-------- Supplied records --------
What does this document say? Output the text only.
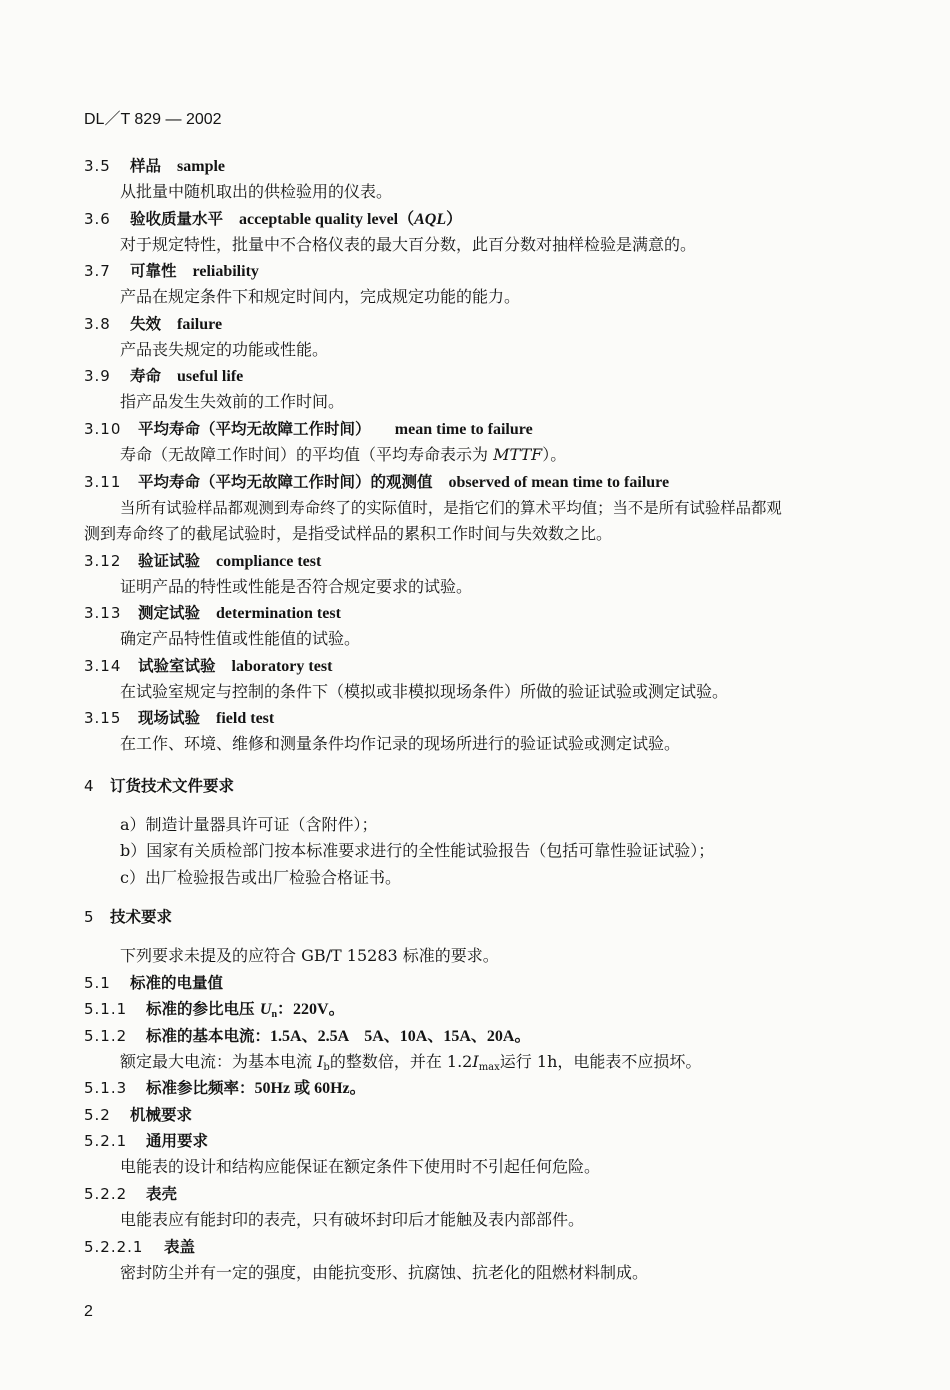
DL／T 829 — 2002
3.5 样品　 sample
从批量中随机取出的供检验用的仪表。
3.6 验收质量水平　 acceptable quality level（AQL）
对于规定特性，批量中不合格仪表的最大百分数，此百分数对抽样检验是满意的。
3.7 可靠性　 reliability
产品在规定条件下和规定时间内，完成规定功能的能力。
3.8 失效　 failure
产品丧失规定的功能或性能。
3.9 寿命　 useful life
指产品发生失效前的工作时间。
3.10 平均寿命（平均无故障工作时间）　　 mean time to failure
寿命（无故障工作时间）的平均值（平均寿命表示为 MTTF）。
3.11 平均寿命（平均无故障工作时间）的观测值　 observed of mean time to failure
当所有试验样品都观测到寿命终了的实际值时，是指它们的算术平均值；当不是所有试验样品都观
测到寿命终了的截尾试验时，是指受试样品的累积工作时间与失效数之比。
3.12 验证试验　 compliance test
证明产品的特性或性能是否符合规定要求的试验。
3.13 测定试验　 determination test
确定产品特性值或性能值的试验。
3.14 试验室试验　 laboratory test
在试验室规定与控制的条件下（模拟或非模拟现场条件）所做的验证试验或测定试验。
3.15 现场试验　 field test
在工作、环境、维修和测量条件均作记录的现场所进行的验证试验或测定试验。
4 订货技术文件要求
a）制造计量器具许可证（含附件）；
b）国家有关质检部门按本标准要求进行的全性能试验报告（包括可靠性验证试验）；
c）出厂检验报告或出厂检验合格证书。
5 技术要求
下列要求未提及的应符合 GB/T 15283 标准的要求。
5.1 标准的电量值
5.1.1 标准的参比电压 $U_n$：220V。
5.1.2 标准的基本电流：1.5A、2.5A　5A、10A、15A、20A。
额定最大电流：为基本电流 $I_b$的整数倍，并在 $1.2I_{max}$运行 1h，电能表不应损坏。
5.1.3 标准参比频率：50Hz 或 60Hz。
5.2 机械要求
5.2.1 通用要求
电能表的设计和结构应能保证在额定条件下使用时不引起任何危险。
5.2.2 表壳
电能表应有能封印的表壳，只有破坏封印后才能触及表内部部件。
5.2.2.1 表盖
密封防尘并有一定的强度，由能抗变形、抗腐蚀、抗老化的阻燃材料制成。
2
--------
State how many lines hold the word "mean". The number is the whole answer.

2